Make an exact copy of each entry, leaving out every picture.

◇ ◇ ◇ ◇ ◇ ◇ ◇

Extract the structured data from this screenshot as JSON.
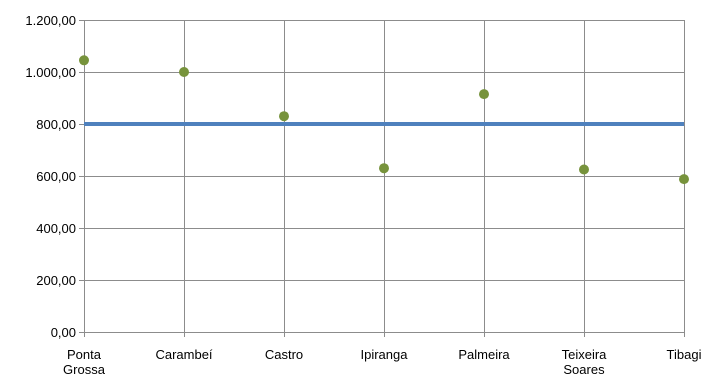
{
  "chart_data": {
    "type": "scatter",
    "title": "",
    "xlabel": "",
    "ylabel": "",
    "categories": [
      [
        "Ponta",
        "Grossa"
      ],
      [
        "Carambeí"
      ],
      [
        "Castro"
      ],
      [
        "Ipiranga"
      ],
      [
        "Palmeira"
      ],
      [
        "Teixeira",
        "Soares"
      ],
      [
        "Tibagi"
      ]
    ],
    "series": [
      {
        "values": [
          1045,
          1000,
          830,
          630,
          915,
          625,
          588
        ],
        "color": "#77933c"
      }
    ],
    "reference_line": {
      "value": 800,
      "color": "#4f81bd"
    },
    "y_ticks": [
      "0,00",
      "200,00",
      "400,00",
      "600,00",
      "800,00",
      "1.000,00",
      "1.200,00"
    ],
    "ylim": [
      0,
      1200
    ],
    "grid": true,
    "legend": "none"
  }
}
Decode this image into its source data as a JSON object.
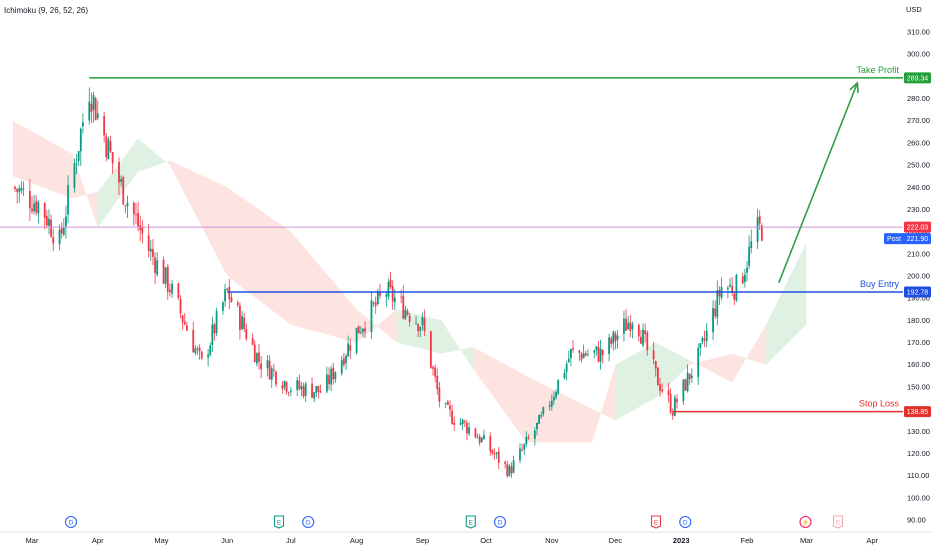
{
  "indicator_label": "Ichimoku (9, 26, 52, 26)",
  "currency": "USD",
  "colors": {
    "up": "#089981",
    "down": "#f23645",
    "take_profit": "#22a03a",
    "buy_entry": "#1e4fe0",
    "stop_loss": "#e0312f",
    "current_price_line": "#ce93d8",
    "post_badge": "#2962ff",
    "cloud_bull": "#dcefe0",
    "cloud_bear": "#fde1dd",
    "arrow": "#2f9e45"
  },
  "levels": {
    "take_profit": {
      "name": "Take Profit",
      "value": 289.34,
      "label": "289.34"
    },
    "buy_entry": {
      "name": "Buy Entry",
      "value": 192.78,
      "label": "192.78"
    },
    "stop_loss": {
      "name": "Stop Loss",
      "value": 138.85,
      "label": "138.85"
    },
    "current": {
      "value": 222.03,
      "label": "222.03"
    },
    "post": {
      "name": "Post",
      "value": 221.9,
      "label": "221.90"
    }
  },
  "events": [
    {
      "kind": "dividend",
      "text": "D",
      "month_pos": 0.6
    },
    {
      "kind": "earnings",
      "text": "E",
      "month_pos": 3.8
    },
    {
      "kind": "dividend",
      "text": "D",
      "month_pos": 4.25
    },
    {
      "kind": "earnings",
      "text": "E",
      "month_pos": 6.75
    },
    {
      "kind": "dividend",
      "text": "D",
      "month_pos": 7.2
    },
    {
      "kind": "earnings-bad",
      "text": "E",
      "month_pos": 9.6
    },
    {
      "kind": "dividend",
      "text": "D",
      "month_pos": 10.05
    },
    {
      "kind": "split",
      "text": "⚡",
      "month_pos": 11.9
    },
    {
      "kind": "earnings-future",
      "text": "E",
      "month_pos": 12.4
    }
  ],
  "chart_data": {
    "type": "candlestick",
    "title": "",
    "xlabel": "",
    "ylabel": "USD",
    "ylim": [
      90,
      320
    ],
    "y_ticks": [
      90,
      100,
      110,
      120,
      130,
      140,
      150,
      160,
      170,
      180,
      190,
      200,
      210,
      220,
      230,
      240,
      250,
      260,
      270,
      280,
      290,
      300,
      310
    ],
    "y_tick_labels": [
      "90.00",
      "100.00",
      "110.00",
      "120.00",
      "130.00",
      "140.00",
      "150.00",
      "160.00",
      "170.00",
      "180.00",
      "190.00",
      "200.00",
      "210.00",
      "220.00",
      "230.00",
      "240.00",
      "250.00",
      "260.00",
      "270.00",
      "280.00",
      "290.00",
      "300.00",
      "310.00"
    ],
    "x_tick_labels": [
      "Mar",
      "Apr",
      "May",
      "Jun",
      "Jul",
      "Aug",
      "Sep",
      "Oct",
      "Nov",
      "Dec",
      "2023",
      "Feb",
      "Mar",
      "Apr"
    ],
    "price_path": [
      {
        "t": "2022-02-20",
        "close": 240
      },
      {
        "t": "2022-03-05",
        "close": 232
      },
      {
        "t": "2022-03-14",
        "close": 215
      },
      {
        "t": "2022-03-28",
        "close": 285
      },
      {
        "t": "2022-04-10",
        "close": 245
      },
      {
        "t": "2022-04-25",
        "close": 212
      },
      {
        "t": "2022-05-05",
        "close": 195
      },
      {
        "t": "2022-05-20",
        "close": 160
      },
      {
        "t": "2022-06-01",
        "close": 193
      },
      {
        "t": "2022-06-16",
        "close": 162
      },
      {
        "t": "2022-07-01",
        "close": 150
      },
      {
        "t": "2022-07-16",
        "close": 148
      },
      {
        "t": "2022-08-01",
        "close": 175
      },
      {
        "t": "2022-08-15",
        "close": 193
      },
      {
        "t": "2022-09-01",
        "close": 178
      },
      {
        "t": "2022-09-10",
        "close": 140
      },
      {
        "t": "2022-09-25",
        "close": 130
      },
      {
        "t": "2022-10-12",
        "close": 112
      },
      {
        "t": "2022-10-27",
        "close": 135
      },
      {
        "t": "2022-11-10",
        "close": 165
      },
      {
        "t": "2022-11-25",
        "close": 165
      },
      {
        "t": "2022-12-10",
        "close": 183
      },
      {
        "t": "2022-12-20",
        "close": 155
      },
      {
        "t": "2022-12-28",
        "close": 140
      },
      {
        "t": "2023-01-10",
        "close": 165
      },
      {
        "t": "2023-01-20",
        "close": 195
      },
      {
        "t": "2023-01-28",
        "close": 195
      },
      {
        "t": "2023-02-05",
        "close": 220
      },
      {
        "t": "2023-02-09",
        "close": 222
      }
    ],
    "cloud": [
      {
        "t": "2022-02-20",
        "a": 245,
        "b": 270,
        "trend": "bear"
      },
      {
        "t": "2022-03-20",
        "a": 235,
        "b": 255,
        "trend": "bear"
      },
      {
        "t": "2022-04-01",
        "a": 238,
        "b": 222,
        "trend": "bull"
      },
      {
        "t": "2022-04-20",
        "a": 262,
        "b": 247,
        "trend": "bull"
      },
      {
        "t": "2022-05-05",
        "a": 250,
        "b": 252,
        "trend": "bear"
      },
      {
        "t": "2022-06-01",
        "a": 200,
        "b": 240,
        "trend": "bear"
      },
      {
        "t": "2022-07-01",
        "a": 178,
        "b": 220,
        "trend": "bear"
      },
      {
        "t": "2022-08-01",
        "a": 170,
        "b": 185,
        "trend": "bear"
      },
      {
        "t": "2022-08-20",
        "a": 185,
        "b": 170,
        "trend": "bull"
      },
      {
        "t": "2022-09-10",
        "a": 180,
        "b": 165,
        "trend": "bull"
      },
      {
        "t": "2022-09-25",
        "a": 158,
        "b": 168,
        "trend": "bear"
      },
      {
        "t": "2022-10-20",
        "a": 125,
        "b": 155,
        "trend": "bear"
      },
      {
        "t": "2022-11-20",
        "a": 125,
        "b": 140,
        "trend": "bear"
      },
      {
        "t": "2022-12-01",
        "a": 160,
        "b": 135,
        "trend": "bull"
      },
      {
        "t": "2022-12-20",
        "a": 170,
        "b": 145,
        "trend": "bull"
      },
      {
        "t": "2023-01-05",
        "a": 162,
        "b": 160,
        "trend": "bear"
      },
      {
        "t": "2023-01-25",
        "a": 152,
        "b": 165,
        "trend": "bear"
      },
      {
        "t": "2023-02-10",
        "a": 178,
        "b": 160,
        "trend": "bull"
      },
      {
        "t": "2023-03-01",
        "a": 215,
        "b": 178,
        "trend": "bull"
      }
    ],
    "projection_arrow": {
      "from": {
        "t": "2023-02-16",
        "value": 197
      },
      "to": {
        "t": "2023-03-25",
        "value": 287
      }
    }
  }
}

◇ ◇ ◇ ◇ ◇ ◇ ◇

▶ Reply to the exercise
Extract the structured data from this screenshot as JSON.
{
  "chart_data": {
    "type": "scatter",
    "title": "",
    "xlabel": "",
    "ylabel": "",
    "categories": [
      [
        "Ponta",
        "Grossa"
      ],
      [
        "Carambeí"
      ],
      [
        "Castro"
      ],
      [
        "Ipiranga"
      ],
      [
        "Palmeira"
      ],
      [
        "Teixeira",
        "Soares"
      ],
      [
        "Tibagi"
      ]
    ],
    "series": [
      {
        "values": [
          1045,
          1000,
          830,
          630,
          915,
          625,
          588
        ],
        "color": "#77933c"
      }
    ],
    "reference_line": {
      "value": 800,
      "color": "#4f81bd"
    },
    "y_ticks": [
      "0,00",
      "200,00",
      "400,00",
      "600,00",
      "800,00",
      "1.000,00",
      "1.200,00"
    ],
    "ylim": [
      0,
      1200
    ],
    "grid": true,
    "legend": "none"
  }
}
Decode this image into its source data as a JSON object.
{
  "indicator_label": "Ichimoku (9, 26, 52, 26)",
  "currency": "USD",
  "colors": {
    "up": "#089981",
    "down": "#f23645",
    "take_profit": "#22a03a",
    "buy_entry": "#1e4fe0",
    "stop_loss": "#e0312f",
    "current_price_line": "#ce93d8",
    "post_badge": "#2962ff",
    "cloud_bull": "#dcefe0",
    "cloud_bear": "#fde1dd",
    "arrow": "#2f9e45"
  },
  "levels": {
    "take_profit": {
      "name": "Take Profit",
      "value": 289.34,
      "label": "289.34"
    },
    "buy_entry": {
      "name": "Buy Entry",
      "value": 192.78,
      "label": "192.78"
    },
    "stop_loss": {
      "name": "Stop Loss",
      "value": 138.85,
      "label": "138.85"
    },
    "current": {
      "value": 222.03,
      "label": "222.03"
    },
    "post": {
      "name": "Post",
      "value": 221.9,
      "label": "221.90"
    }
  },
  "events": [
    {
      "kind": "dividend",
      "text": "D",
      "month_pos": 0.6
    },
    {
      "kind": "earnings",
      "text": "E",
      "month_pos": 3.8
    },
    {
      "kind": "dividend",
      "text": "D",
      "month_pos": 4.25
    },
    {
      "kind": "earnings",
      "text": "E",
      "month_pos": 6.75
    },
    {
      "kind": "dividend",
      "text": "D",
      "month_pos": 7.2
    },
    {
      "kind": "earnings-bad",
      "text": "E",
      "month_pos": 9.6
    },
    {
      "kind": "dividend",
      "text": "D",
      "month_pos": 10.05
    },
    {
      "kind": "split",
      "text": "⚡",
      "month_pos": 11.9
    },
    {
      "kind": "earnings-future",
      "text": "E",
      "month_pos": 12.4
    }
  ],
  "chart_data": {
    "type": "candlestick",
    "title": "",
    "xlabel": "",
    "ylabel": "USD",
    "ylim": [
      90,
      320
    ],
    "y_ticks": [
      90,
      100,
      110,
      120,
      130,
      140,
      150,
      160,
      170,
      180,
      190,
      200,
      210,
      220,
      230,
      240,
      250,
      260,
      270,
      280,
      290,
      300,
      310
    ],
    "y_tick_labels": [
      "90.00",
      "100.00",
      "110.00",
      "120.00",
      "130.00",
      "140.00",
      "150.00",
      "160.00",
      "170.00",
      "180.00",
      "190.00",
      "200.00",
      "210.00",
      "220.00",
      "230.00",
      "240.00",
      "250.00",
      "260.00",
      "270.00",
      "280.00",
      "290.00",
      "300.00",
      "310.00"
    ],
    "x_tick_labels": [
      "Mar",
      "Apr",
      "May",
      "Jun",
      "Jul",
      "Aug",
      "Sep",
      "Oct",
      "Nov",
      "Dec",
      "2023",
      "Feb",
      "Mar",
      "Apr"
    ],
    "price_path": [
      {
        "t": "2022-02-20",
        "close": 240
      },
      {
        "t": "2022-03-05",
        "close": 232
      },
      {
        "t": "2022-03-14",
        "close": 215
      },
      {
        "t": "2022-03-28",
        "close": 285
      },
      {
        "t": "2022-04-10",
        "close": 245
      },
      {
        "t": "2022-04-25",
        "close": 212
      },
      {
        "t": "2022-05-05",
        "close": 195
      },
      {
        "t": "2022-05-20",
        "close": 160
      },
      {
        "t": "2022-06-01",
        "close": 193
      },
      {
        "t": "2022-06-16",
        "close": 162
      },
      {
        "t": "2022-07-01",
        "close": 150
      },
      {
        "t": "2022-07-16",
        "close": 148
      },
      {
        "t": "2022-08-01",
        "close": 175
      },
      {
        "t": "2022-08-15",
        "close": 193
      },
      {
        "t": "2022-09-01",
        "close": 178
      },
      {
        "t": "2022-09-10",
        "close": 140
      },
      {
        "t": "2022-09-25",
        "close": 130
      },
      {
        "t": "2022-10-12",
        "close": 112
      },
      {
        "t": "2022-10-27",
        "close": 135
      },
      {
        "t": "2022-11-10",
        "close": 165
      },
      {
        "t": "2022-11-25",
        "close": 165
      },
      {
        "t": "2022-12-10",
        "close": 183
      },
      {
        "t": "2022-12-20",
        "close": 155
      },
      {
        "t": "2022-12-28",
        "close": 140
      },
      {
        "t": "2023-01-10",
        "close": 165
      },
      {
        "t": "2023-01-20",
        "close": 195
      },
      {
        "t": "2023-01-28",
        "close": 195
      },
      {
        "t": "2023-02-05",
        "close": 220
      },
      {
        "t": "2023-02-09",
        "close": 222
      }
    ],
    "cloud": [
      {
        "t": "2022-02-20",
        "a": 245,
        "b": 270,
        "trend": "bear"
      },
      {
        "t": "2022-03-20",
        "a": 235,
        "b": 255,
        "trend": "bear"
      },
      {
        "t": "2022-04-01",
        "a": 238,
        "b": 222,
        "trend": "bull"
      },
      {
        "t": "2022-04-20",
        "a": 262,
        "b": 247,
        "trend": "bull"
      },
      {
        "t": "2022-05-05",
        "a": 250,
        "b": 252,
        "trend": "bear"
      },
      {
        "t": "2022-06-01",
        "a": 200,
        "b": 240,
        "trend": "bear"
      },
      {
        "t": "2022-07-01",
        "a": 178,
        "b": 220,
        "trend": "bear"
      },
      {
        "t": "2022-08-01",
        "a": 170,
        "b": 185,
        "trend": "bear"
      },
      {
        "t": "2022-08-20",
        "a": 185,
        "b": 170,
        "trend": "bull"
      },
      {
        "t": "2022-09-10",
        "a": 180,
        "b": 165,
        "trend": "bull"
      },
      {
        "t": "2022-09-25",
        "a": 158,
        "b": 168,
        "trend": "bear"
      },
      {
        "t": "2022-10-20",
        "a": 125,
        "b": 155,
        "trend": "bear"
      },
      {
        "t": "2022-11-20",
        "a": 125,
        "b": 140,
        "trend": "bear"
      },
      {
        "t": "2022-12-01",
        "a": 160,
        "b": 135,
        "trend": "bull"
      },
      {
        "t": "2022-12-20",
        "a": 170,
        "b": 145,
        "trend": "bull"
      },
      {
        "t": "2023-01-05",
        "a": 162,
        "b": 160,
        "trend": "bear"
      },
      {
        "t": "2023-01-25",
        "a": 152,
        "b": 165,
        "trend": "bear"
      },
      {
        "t": "2023-02-10",
        "a": 178,
        "b": 160,
        "trend": "bull"
      },
      {
        "t": "2023-03-01",
        "a": 215,
        "b": 178,
        "trend": "bull"
      }
    ],
    "projection_arrow": {
      "from": {
        "t": "2023-02-16",
        "value": 197
      },
      "to": {
        "t": "2023-03-25",
        "value": 287
      }
    }
  }
}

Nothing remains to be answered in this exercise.